Collected data entries
%%

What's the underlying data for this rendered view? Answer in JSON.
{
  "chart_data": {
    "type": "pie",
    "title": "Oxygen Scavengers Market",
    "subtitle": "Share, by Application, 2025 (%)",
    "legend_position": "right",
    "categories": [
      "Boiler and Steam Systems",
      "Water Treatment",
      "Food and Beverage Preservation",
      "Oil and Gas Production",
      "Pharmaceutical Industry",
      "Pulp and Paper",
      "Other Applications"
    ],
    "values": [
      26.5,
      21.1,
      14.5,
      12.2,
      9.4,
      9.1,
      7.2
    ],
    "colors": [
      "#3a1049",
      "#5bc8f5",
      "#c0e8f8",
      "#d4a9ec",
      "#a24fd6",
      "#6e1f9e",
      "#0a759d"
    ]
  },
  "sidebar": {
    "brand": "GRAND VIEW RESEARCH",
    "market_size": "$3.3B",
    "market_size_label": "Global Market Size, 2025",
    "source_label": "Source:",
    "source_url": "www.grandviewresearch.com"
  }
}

%%

> _Job_: Recite the full listing above exactly.

> _Result_:
What's the underlying data for this rendered view? Answer in JSON.
{
  "chart_data": {
    "type": "pie",
    "title": "Oxygen Scavengers Market",
    "subtitle": "Share, by Application, 2025 (%)",
    "legend_position": "right",
    "categories": [
      "Boiler and Steam Systems",
      "Water Treatment",
      "Food and Beverage Preservation",
      "Oil and Gas Production",
      "Pharmaceutical Industry",
      "Pulp and Paper",
      "Other Applications"
    ],
    "values": [
      26.5,
      21.1,
      14.5,
      12.2,
      9.4,
      9.1,
      7.2
    ],
    "colors": [
      "#3a1049",
      "#5bc8f5",
      "#c0e8f8",
      "#d4a9ec",
      "#a24fd6",
      "#6e1f9e",
      "#0a759d"
    ]
  },
  "sidebar": {
    "brand": "GRAND VIEW RESEARCH",
    "market_size": "$3.3B",
    "market_size_label": "Global Market Size, 2025",
    "source_label": "Source:",
    "source_url": "www.grandviewresearch.com"
  }
}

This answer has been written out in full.